▸ Figure content listings
= = = = = = =
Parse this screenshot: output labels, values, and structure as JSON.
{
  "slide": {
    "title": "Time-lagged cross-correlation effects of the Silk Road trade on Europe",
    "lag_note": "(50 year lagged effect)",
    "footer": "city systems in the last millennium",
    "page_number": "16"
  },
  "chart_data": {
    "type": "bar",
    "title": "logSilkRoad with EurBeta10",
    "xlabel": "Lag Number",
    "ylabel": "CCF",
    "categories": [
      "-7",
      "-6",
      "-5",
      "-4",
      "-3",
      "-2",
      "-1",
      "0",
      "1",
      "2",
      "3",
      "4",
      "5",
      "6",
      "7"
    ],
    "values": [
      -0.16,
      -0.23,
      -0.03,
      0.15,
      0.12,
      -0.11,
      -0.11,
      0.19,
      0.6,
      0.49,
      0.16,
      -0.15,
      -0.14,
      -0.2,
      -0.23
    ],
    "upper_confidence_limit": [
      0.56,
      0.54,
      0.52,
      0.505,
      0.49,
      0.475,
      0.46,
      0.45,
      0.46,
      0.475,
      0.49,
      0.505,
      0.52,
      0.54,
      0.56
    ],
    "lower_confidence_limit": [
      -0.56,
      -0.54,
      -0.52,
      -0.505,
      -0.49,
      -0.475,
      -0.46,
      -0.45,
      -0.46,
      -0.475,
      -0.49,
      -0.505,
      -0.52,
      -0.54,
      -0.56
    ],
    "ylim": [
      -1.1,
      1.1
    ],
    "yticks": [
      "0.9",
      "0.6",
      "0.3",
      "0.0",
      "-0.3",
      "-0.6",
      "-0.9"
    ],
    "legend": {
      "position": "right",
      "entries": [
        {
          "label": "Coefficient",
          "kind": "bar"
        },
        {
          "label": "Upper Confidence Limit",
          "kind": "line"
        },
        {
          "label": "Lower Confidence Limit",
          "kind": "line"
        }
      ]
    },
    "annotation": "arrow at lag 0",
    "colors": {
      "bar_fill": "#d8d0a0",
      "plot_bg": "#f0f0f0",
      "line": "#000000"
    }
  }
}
= = = = = = =
▸ Problem requirements
Of the lines in the data above, how many contain the word "title"? Give only that figure.

▸ Task answer
2